**Texto selecionado:**
É uma vergonha um Estado como São Paulo se colocar como incapaz de organizar em segurança eventos esportivos para duas torcidas. Apesar de as minhas lembranças de infância remeterem a estádios divididos, não peço aqui a volta de um mundo que só existiria hoje na utopia, mas o mínimo do mínimo é que o cidadão, torça para quem torcer, tenha o direito de ir e vir e assistir ao seu time de coração jogar dentro e fora de casa em total segurança.

Torcedor de futebol não pode ser tratado como cidadão de segunda classe. Quem gosta de frequentar estádio merece a mesma segurança e respeito por parte do poder público que quem curte parques, shoppings, shows e qualquer outro tipo de lazer. Aliás, com o perdão do óbvio, uma coisa não exclui outra, o torcedor de futebol pode ir ao jogo do Palmeiras no sábado e no shopping Itaquera no domingo, sem que isso seja um paradoxo.

Há anos vemos incompetentes e demagogos viverem de fingir combater a violência e não resolvem o problema da segurança: mortes e brigas aconteciam e continuam acontecendo (o que era e continua sendo um absurdo) após a adoção de clássicos com torcida única em São Paulo.

**Instrução da tarefa 1:**
Explique, em uma a três frases, por que o texto selecionado diz não pedir a volta dos estádios divididos.
**Instrução da tarefa 2:**
Indique se cada afirmação concorda com o texto selecionado, respondendo sim ou não e citando as palavras do texto que decidem a questão: (a) mortes e brigas deixaram de acontecer depois da adoção de clássicos com torcida única em São Paulo; (b) quem frequenta estádio merece do poder público a mesma segurança que quem vai a parques e shows; (c) as lembranças de infância mencionadas remetem a estádios divididos.
**Instrução da tarefa 3:**
Reproduza, por favor, o trecho do texto selecionado que vai de "É uma vergonha" até "em total segurança.".
As entradas não são necessárias para nenhuma das tarefas.

**Dados de análise de layout de documentos:**
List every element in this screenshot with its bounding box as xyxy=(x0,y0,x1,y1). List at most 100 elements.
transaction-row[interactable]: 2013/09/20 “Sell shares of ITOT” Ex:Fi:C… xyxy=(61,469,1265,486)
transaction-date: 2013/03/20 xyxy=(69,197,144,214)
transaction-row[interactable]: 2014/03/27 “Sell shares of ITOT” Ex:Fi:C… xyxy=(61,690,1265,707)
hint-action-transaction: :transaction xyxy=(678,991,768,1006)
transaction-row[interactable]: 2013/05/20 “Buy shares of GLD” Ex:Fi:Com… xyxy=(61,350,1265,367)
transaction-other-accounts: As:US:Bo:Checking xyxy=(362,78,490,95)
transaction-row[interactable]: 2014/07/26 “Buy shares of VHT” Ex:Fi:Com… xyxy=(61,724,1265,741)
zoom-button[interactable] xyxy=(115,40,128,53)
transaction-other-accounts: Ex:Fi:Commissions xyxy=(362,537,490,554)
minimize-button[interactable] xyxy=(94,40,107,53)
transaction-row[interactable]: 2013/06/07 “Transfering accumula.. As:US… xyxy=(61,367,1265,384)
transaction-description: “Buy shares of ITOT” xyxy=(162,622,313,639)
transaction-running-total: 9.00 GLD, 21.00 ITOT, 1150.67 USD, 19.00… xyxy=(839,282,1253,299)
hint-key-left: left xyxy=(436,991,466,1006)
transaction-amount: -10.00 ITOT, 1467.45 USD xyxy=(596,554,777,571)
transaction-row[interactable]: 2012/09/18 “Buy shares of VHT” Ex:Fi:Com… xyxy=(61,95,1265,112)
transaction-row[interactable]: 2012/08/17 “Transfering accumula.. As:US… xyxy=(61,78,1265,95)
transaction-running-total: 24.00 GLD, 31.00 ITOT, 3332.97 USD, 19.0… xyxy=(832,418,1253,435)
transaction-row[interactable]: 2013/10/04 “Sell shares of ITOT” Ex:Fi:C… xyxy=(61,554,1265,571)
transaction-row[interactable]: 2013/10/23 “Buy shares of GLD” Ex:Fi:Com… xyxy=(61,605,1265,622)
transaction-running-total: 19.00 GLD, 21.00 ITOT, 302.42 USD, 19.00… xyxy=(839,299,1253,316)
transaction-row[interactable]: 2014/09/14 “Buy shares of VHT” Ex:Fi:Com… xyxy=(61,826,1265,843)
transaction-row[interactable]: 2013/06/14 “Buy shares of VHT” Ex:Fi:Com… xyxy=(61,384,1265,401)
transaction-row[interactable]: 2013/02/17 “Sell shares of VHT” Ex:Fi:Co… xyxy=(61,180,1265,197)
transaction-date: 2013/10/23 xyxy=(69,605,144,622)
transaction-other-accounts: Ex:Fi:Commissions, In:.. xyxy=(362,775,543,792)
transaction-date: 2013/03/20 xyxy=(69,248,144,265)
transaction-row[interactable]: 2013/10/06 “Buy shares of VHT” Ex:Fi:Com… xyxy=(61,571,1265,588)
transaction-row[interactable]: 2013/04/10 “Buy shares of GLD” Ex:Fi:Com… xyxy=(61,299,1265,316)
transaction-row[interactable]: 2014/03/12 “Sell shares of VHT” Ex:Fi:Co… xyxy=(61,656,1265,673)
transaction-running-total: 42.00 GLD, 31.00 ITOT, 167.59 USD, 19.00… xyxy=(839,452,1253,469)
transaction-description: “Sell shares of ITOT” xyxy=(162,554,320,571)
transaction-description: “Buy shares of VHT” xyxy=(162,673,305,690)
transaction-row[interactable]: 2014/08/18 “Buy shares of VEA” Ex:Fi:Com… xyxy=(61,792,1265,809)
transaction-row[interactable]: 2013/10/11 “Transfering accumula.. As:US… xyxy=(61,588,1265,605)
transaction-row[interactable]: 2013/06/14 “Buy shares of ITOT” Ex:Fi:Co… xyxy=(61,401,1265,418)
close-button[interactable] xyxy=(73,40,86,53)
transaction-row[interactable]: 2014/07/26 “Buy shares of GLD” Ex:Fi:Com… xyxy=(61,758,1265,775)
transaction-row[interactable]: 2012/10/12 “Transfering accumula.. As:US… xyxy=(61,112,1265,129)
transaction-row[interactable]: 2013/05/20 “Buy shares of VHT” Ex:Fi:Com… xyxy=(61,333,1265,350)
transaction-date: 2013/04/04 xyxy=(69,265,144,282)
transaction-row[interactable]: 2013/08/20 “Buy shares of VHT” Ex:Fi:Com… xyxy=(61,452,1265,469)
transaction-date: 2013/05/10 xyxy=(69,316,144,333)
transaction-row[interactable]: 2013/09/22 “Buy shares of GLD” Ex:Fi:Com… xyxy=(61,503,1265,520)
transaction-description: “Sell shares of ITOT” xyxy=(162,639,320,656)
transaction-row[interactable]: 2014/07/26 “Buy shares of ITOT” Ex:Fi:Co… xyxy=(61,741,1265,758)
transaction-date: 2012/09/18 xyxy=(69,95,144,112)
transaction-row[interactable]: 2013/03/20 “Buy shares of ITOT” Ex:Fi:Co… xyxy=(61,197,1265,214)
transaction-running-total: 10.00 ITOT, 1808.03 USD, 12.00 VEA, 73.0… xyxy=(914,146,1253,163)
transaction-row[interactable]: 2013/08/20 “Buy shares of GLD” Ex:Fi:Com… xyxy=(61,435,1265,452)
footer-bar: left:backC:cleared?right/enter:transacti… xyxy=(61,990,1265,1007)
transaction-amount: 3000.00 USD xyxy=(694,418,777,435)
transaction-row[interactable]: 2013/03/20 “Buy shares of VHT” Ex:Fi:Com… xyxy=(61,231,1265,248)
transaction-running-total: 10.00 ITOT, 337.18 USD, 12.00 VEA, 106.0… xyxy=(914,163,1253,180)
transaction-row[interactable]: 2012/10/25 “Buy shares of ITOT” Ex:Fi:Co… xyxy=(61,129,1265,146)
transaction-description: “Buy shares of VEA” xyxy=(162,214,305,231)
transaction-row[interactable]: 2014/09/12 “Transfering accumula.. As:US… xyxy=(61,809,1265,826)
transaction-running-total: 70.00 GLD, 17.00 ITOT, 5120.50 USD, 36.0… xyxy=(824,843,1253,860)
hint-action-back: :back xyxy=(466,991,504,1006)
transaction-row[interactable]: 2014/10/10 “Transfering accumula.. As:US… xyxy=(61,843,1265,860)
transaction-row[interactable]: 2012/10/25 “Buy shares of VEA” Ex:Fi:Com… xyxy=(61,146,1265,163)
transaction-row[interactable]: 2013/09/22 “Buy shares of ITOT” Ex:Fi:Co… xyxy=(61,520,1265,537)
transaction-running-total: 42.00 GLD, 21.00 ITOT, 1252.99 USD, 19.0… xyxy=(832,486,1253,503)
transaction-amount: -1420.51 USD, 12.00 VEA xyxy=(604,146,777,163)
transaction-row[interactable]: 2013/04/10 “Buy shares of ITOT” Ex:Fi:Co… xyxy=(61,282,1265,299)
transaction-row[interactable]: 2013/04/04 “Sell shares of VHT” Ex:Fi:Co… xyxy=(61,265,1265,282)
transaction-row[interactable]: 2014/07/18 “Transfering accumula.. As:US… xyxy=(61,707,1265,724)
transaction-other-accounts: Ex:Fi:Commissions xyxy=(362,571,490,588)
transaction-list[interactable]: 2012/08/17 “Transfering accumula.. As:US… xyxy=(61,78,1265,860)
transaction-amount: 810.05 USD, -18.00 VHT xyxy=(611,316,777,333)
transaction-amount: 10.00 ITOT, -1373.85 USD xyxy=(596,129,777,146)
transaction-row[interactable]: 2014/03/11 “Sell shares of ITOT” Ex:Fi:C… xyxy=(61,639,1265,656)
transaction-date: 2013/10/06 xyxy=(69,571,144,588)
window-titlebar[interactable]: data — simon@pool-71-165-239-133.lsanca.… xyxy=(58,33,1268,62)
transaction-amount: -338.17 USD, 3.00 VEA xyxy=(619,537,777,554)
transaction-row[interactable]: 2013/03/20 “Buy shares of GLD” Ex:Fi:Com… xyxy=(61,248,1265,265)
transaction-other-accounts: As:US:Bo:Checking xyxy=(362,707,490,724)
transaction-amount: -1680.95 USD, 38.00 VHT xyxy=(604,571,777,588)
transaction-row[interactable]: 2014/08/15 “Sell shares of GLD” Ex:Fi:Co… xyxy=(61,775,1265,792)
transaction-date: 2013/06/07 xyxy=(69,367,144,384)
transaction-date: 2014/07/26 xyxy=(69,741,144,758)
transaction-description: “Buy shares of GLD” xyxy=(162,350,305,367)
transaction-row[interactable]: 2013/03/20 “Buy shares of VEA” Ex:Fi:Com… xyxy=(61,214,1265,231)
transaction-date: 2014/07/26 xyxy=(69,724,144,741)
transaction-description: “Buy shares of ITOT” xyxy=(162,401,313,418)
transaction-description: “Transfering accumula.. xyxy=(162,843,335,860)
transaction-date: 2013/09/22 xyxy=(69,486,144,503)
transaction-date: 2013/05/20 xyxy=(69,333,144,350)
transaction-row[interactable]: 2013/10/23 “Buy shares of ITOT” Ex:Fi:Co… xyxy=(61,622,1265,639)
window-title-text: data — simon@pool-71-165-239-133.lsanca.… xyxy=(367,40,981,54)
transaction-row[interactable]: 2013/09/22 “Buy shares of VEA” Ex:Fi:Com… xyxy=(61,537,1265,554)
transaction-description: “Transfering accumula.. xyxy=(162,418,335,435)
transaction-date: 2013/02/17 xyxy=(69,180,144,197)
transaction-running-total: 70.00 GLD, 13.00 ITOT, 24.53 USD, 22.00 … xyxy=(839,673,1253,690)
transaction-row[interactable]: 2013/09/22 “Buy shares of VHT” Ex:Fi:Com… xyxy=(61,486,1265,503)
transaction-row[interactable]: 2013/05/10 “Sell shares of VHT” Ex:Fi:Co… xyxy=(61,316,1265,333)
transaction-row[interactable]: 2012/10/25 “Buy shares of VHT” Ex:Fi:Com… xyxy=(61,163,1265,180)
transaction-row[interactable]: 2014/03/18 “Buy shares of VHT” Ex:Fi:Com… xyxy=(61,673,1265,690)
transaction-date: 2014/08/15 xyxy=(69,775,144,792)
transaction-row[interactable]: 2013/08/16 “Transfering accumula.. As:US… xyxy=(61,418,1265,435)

**Resposta do exercício 1:**
Porque um mundo assim só existiria hoje na utopia. O que se pede é o mínimo: que o cidadão, torça para quem torcer, tenha o direito de ir e vir e de assistir ao seu time jogar dentro e fora de casa em total segurança.

**Resposta do exercício 2:**
(a) Não: "mortes e brigas aconteciam e continuam acontecendo (o que era e continua sendo um absurdo) após a adoção de clássicos com torcida única em São Paulo".
(b) Sim: "Quem gosta de frequentar estádio merece a mesma segurança e respeito por parte do poder público que quem curte parques, shoppings, shows e qualquer outro tipo de lazer."
(c) Sim: "Apesar de as minhas lembranças de infância remeterem a estádios divididos".

**Resposta do exercício 3:**
É uma vergonha um Estado como São Paulo se colocar como incapaz de organizar em segurança eventos esportivos para duas torcidas. Apesar de as minhas lembranças de infância remeterem a estádios divididos, não peço aqui a volta de um mundo que só existiria hoje na utopia, mas o mínimo do mínimo é que o cidadão, torça para quem torcer, tenha o direito de ir e vir e assistir ao seu time de coração jogar dentro e fora de casa em total segurança.